- **What to work on**:
Single out each line with the word "SENAI" and copy it.

Extracted data entries:

──────

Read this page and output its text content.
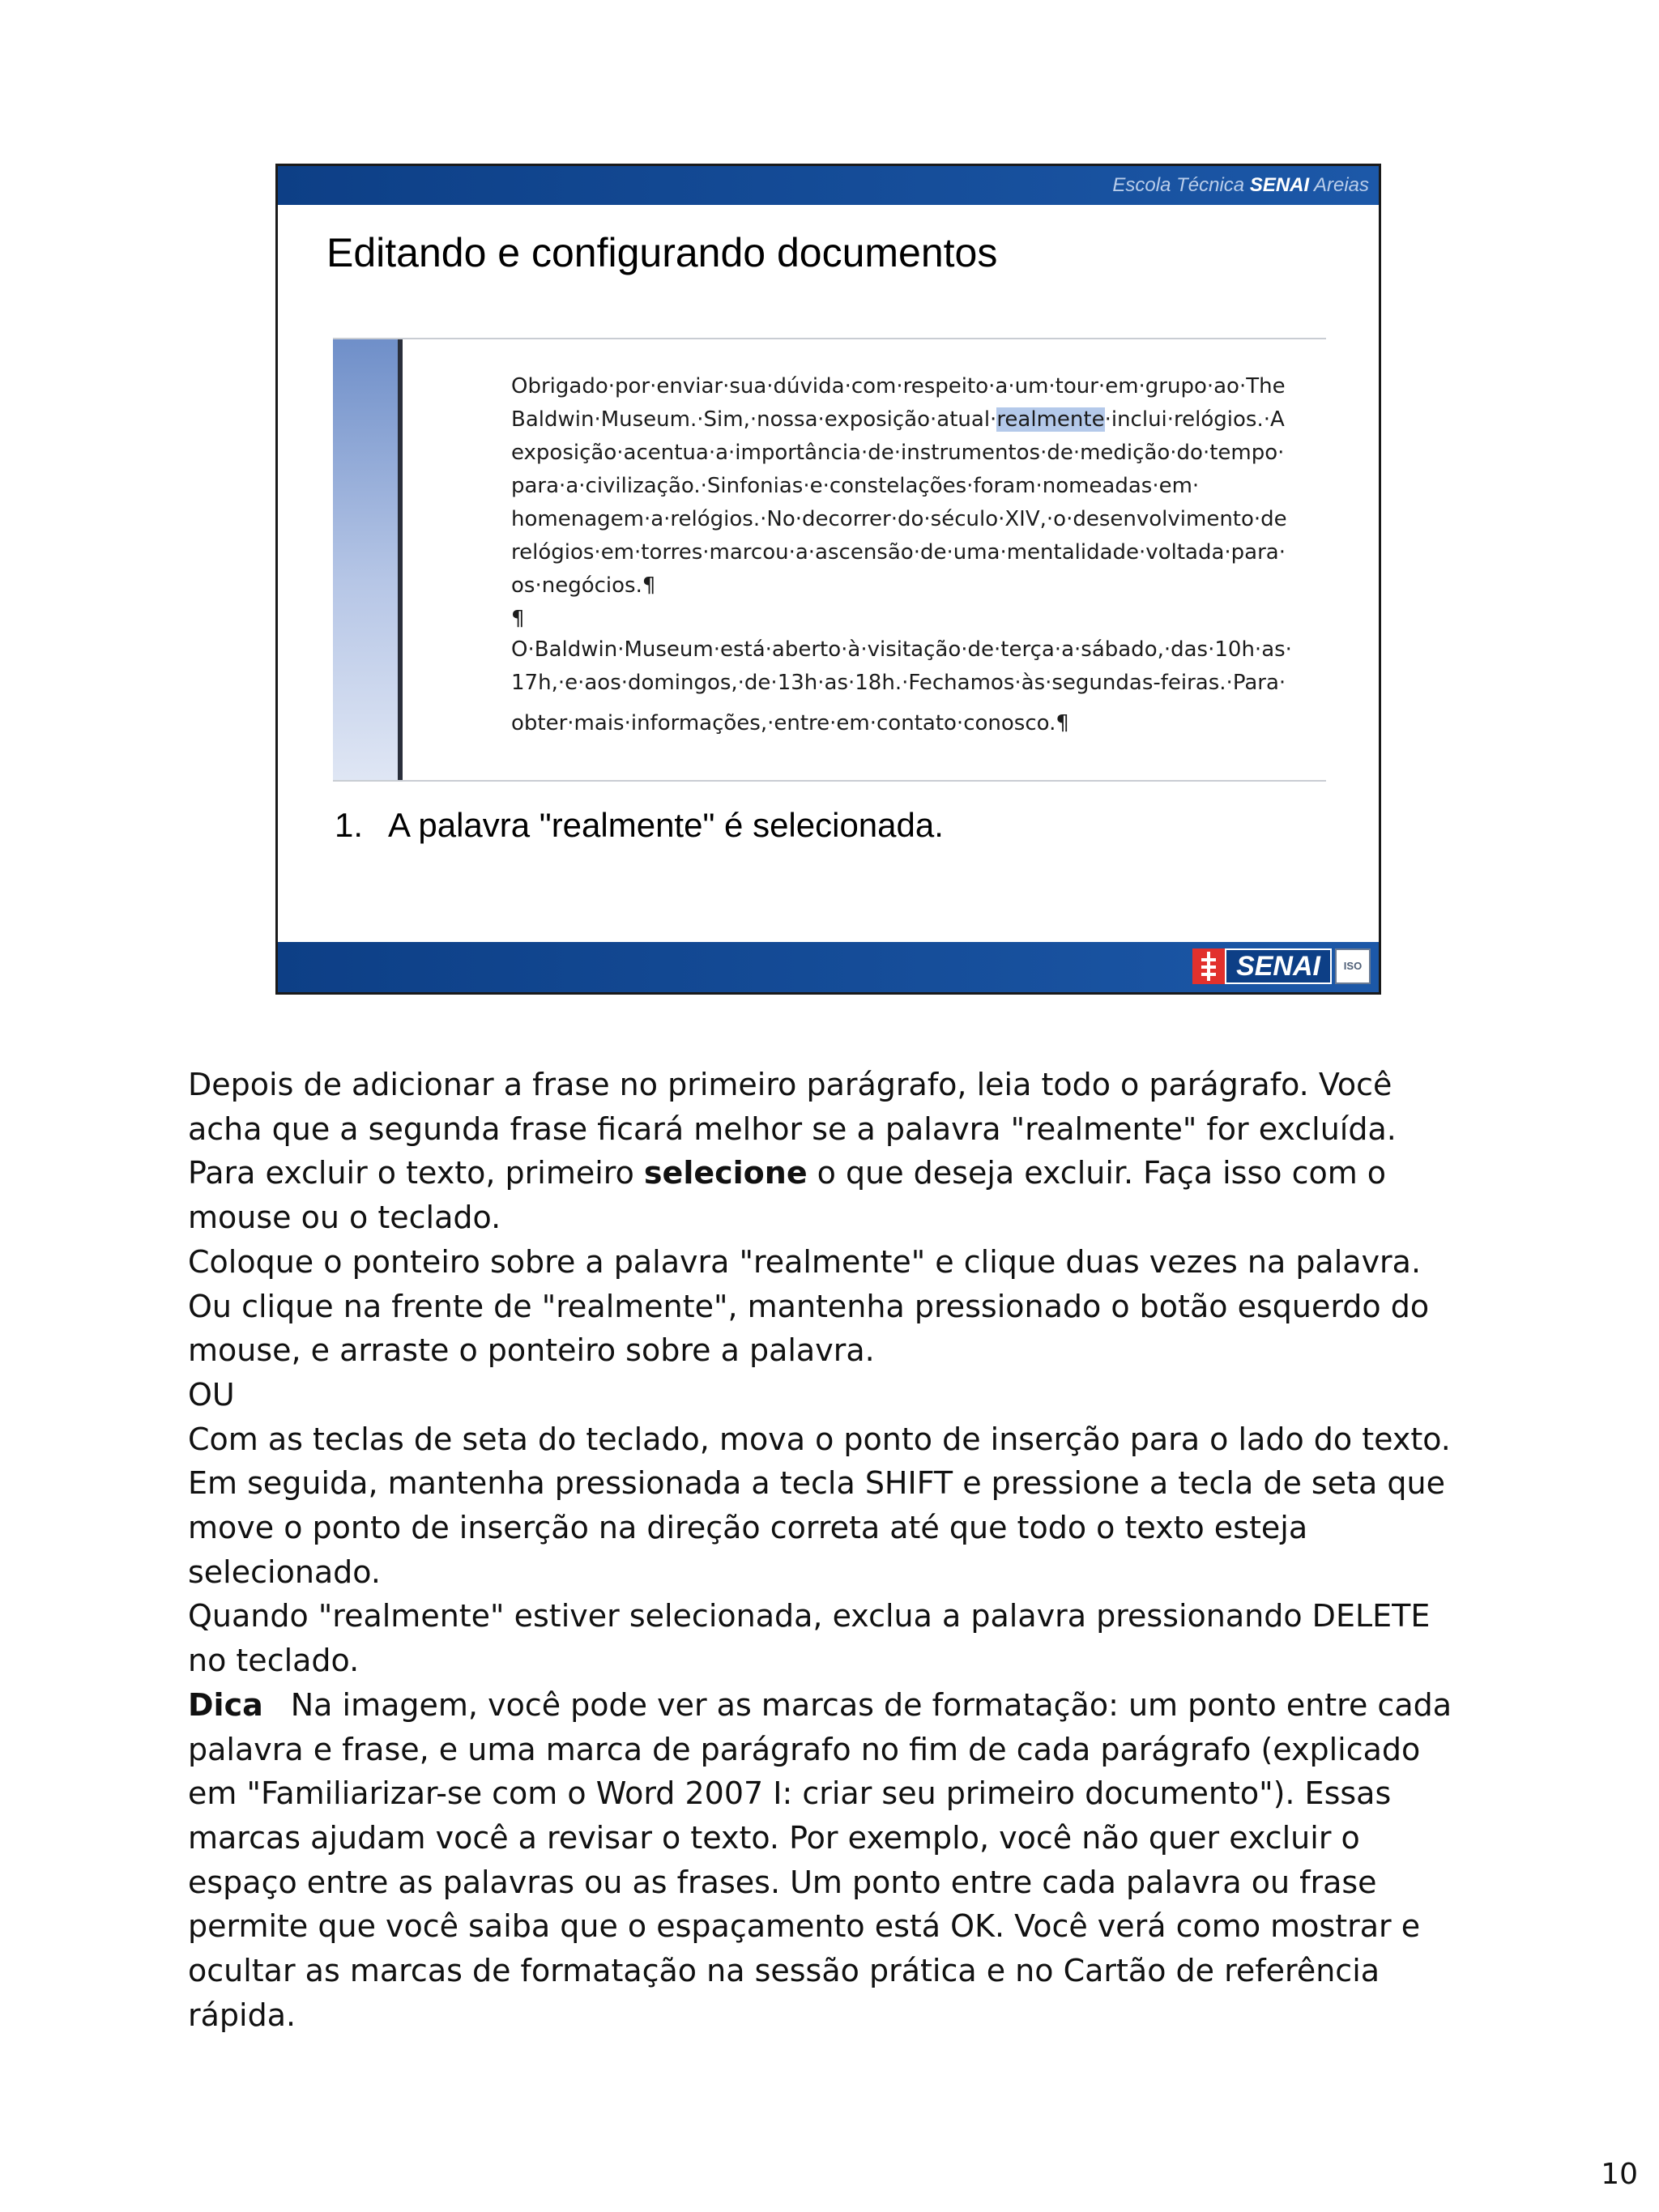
Escola Técnica SENAI Areias
Editando e configurando documentos
Obrigado·por·enviar·sua·dúvida·com·respeito·a·um·tour·em·grupo·ao·The
Baldwin·Museum.·Sim,·nossa·exposição·atual·realmente·inclui·relógios.·A
exposição·acentua·a·importância·de·instrumentos·de·medição·do·tempo·
para·a·civilização.·Sinfonias·e·constelações·foram·nomeadas·em·
homenagem·a·relógios.·No·decorrer·do·século·XIV,·o·desenvolvimento·de
relógios·em·torres·marcou·a·ascensão·de·uma·mentalidade·voltada·para·
os·negócios.¶
¶
O·Baldwin·Museum·está·aberto·à·visitação·de·terça·a·sábado,·das·10h·as·
17h,·e·aos·domingos,·de·13h·as·18h.·Fechamos·às·segundas-feiras.·Para·
obter·mais·informações,·entre·em·contato·conosco.¶
1. A palavra "realmente" é selecionada.
SENAI	ISO

Depois de adicionar a frase no primeiro parágrafo, leia todo o parágrafo. Você acha que a segunda frase ficará melhor se a palavra "realmente" for excluída.

Para excluir o texto, primeiro selecione o que deseja excluir. Faça isso com o mouse ou o teclado.

Coloque o ponteiro sobre a palavra "realmente" e clique duas vezes na palavra. Ou clique na frente de "realmente", mantenha pressionado o botão esquerdo do mouse, e arraste o ponteiro sobre a palavra.

OU

Com as teclas de seta do teclado, mova o ponto de inserção para o lado do texto. Em seguida, mantenha pressionada a tecla SHIFT e pressione a tecla de seta que move o ponto de inserção na direção correta até que todo o texto esteja selecionado.

Quando "realmente" estiver selecionada, exclua a palavra pressionando DELETE no teclado.

Dica Na imagem, você pode ver as marcas de formatação: um ponto entre cada palavra e frase, e uma marca de parágrafo no fim de cada parágrafo (explicado em "Familiarizar-se com o Word 2007 I: criar seu primeiro documento"). Essas marcas ajudam você a revisar o texto. Por exemplo, você não quer excluir o espaço entre as palavras ou as frases. Um ponto entre cada palavra ou frase permite que você saiba que o espaçamento está OK. Você verá como mostrar e ocultar as marcas de formatação na sessão prática e no Cartão de referência rápida.

10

──────

- **Reply to the exercise**:
Escola Técnica SENAI Areias
SENAI	ISO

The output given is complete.